── Extracted data

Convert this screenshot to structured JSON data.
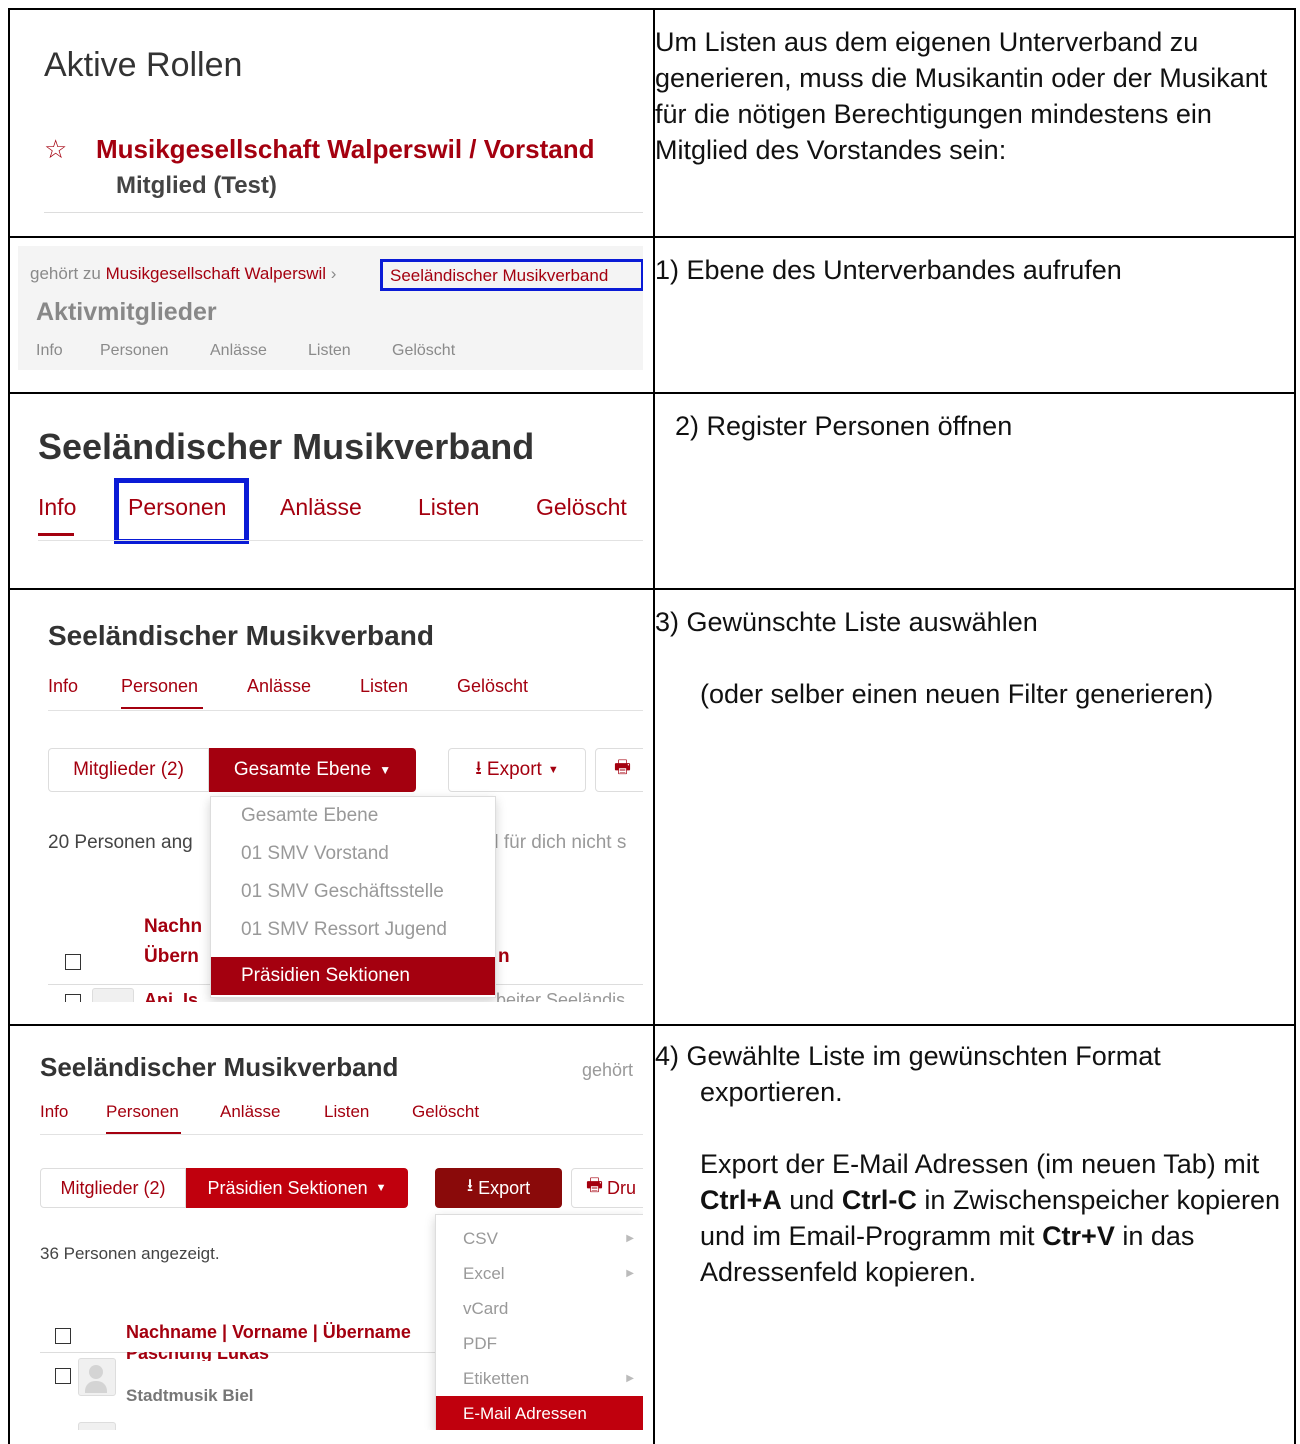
{
  "intro": {
    "title": "Aktive Rollen",
    "group_link": "Musikgesellschaft Walperswil / Vorstand",
    "role": "Mitglied (Test)",
    "text": "Um Listen aus dem eigenen Unterverband zu generieren, muss die Musikantin oder der Musikant für die nötigen Berechtigungen mindestens ein Mitglied des Vorstandes sein:"
  },
  "step1": {
    "belongs_prefix": "gehört zu",
    "parent_link": "Musikgesellschaft Walperswil",
    "sep": "›",
    "verband_link": "Seeländischer Musikverband",
    "group_title": "Aktivmitglieder",
    "tabs": [
      "Info",
      "Personen",
      "Anlässe",
      "Listen",
      "Gelöscht"
    ],
    "text": "1) Ebene des Unterverbandes aufrufen"
  },
  "step2": {
    "title": "Seeländischer Musikverband",
    "tabs": [
      "Info",
      "Personen",
      "Anlässe",
      "Listen",
      "Gelöscht"
    ],
    "text": "2) Register Personen öffnen"
  },
  "step3": {
    "title": "Seeländischer Musikverband",
    "tabs": [
      "Info",
      "Personen",
      "Anlässe",
      "Listen",
      "Gelöscht"
    ],
    "members_btn": "Mitglieder (2)",
    "scope_btn": "Gesamte Ebene",
    "export_btn": "Export",
    "count_text": "20 Personen ang",
    "hidden_text": "d für dich nicht s",
    "col_name1": "Nachn",
    "col_name2": "Übern",
    "col_n": "n",
    "row_name": "Ani, Is",
    "row_group": "beiter Seeländis",
    "dropdown": [
      "Gesamte Ebene",
      "01 SMV Vorstand",
      "01 SMV Geschäftsstelle",
      "01 SMV Ressort Jugend",
      "Präsidien Sektionen"
    ],
    "text1": "3) Gewünschte Liste auswählen",
    "text2": "(oder selber einen neuen Filter generieren)"
  },
  "step4": {
    "title": "Seeländischer Musikverband",
    "belongs": "gehört",
    "tabs": [
      "Info",
      "Personen",
      "Anlässe",
      "Listen",
      "Gelöscht"
    ],
    "members_btn": "Mitglieder (2)",
    "scope_btn": "Präsidien Sektionen",
    "export_btn": "Export",
    "print_btn": "Dru",
    "count_text": "36 Personen angezeigt.",
    "col_header": "Nachname | Vorname | Übername",
    "row_name": "Paschung Lukas",
    "row_group": "Stadtmusik Biel",
    "export_menu": [
      "CSV",
      "Excel",
      "vCard",
      "PDF",
      "Etiketten",
      "E-Mail Adressen"
    ],
    "text_head1": "4) Gewählte Liste im gewünschten Format",
    "text_head2": "exportieren.",
    "text_a": "Export der E-Mail Adressen (im neuen Tab) mit ",
    "key1": "Ctrl+A",
    "text_b": " und ",
    "key2": "Ctrl-C",
    "text_c": " in Zwischenspeicher kopieren und im Email-Programm mit ",
    "key3": "Ctr+V",
    "text_d": " in das Adressenfeld kopieren."
  },
  "colors": {
    "brand_red": "#a4000f",
    "highlight_blue": "#0a1bd6",
    "text": "#111111"
  }
}
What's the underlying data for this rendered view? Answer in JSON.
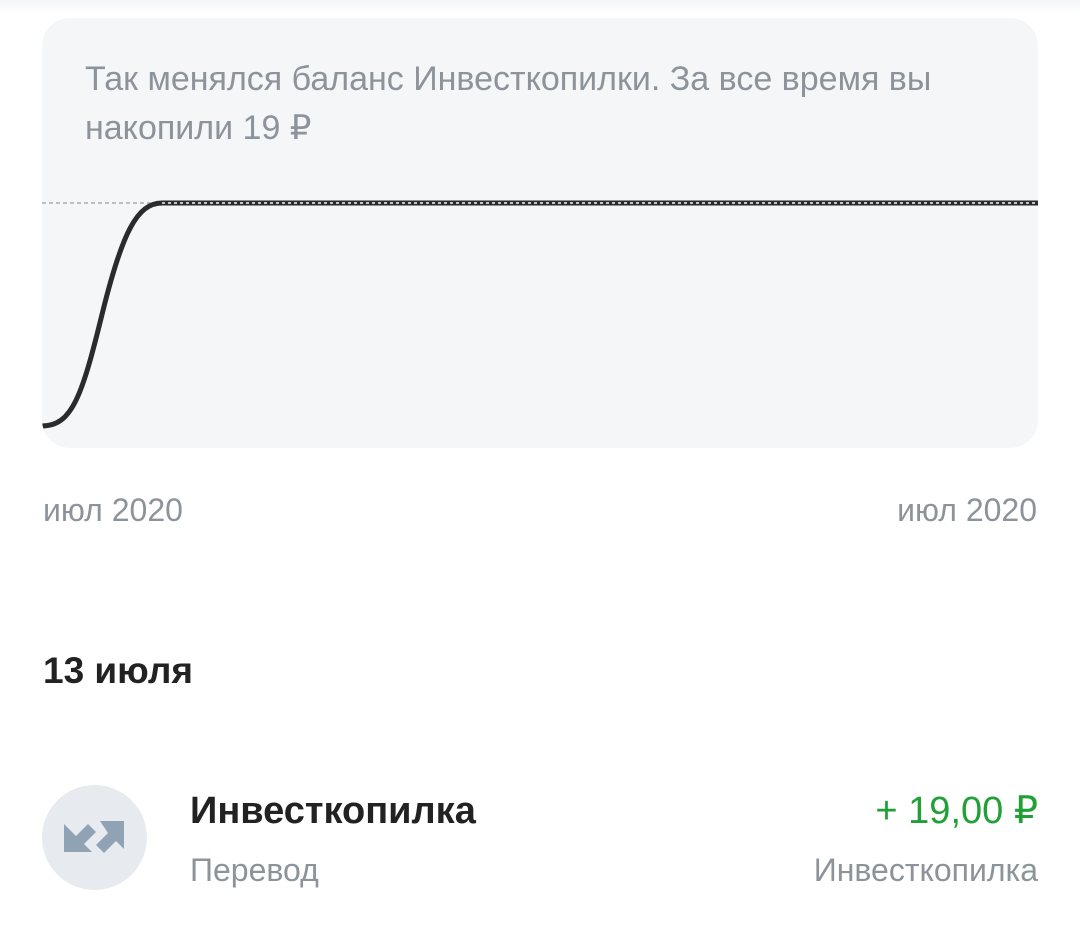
{
  "chart_card": {
    "caption": "Так менялся баланс Инвесткопилки. За все время вы накопили 19 ₽"
  },
  "chart_data": {
    "type": "line",
    "title": "",
    "x_labels": [
      "июл 2020",
      "июл 2020"
    ],
    "series": [
      {
        "values": [
          0,
          19
        ]
      }
    ],
    "ylim": [
      0,
      19
    ],
    "reference_line": 19,
    "grid": false
  },
  "section": {
    "date": "13 июля"
  },
  "operation": {
    "title": "Инвесткопилка",
    "subtitle": "Перевод",
    "amount": "+ 19,00 ₽",
    "account": "Инвесткопилка",
    "icon": "transfer-arrows-icon",
    "amount_color": "#21a038"
  },
  "colors": {
    "card_background": "#f4f6f8",
    "line": "#2b2b2b",
    "muted_text": "#8d939b",
    "icon_arrows": "#8fa3b5",
    "icon_background": "#e7ebef"
  }
}
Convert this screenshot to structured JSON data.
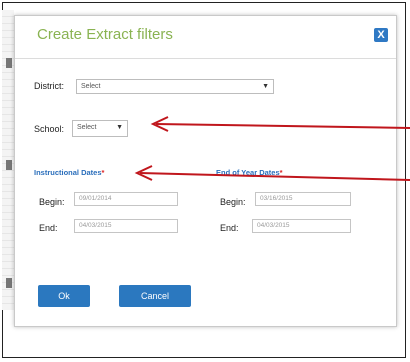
{
  "dialog": {
    "title": "Create Extract filters",
    "close_label": "X"
  },
  "district": {
    "label": "District:",
    "value": "Select"
  },
  "school": {
    "label": "School:",
    "value": "Select"
  },
  "instructional_dates": {
    "label": "Instructional Dates",
    "required_mark": "*",
    "begin_label": "Begin:",
    "begin_value": "09/01/2014",
    "end_label": "End:",
    "end_value": "04/03/2015"
  },
  "end_of_year_dates": {
    "label": "End of Year Dates",
    "required_mark": "*",
    "begin_label": "Begin:",
    "begin_value": "03/16/2015",
    "end_label": "End:",
    "end_value": "04/03/2015"
  },
  "buttons": {
    "ok": "Ok",
    "cancel": "Cancel"
  },
  "colors": {
    "title": "#8ab352",
    "section_label": "#2a6ebb",
    "button": "#2b78bf",
    "annotation_arrow": "#c0161c"
  }
}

────

**Aim:** Using the material above, gather every line that includes "Gesamte".

**Answer in full:**
    "scope_btn": "Gesamte Ebene",
      "Gesamte Ebene",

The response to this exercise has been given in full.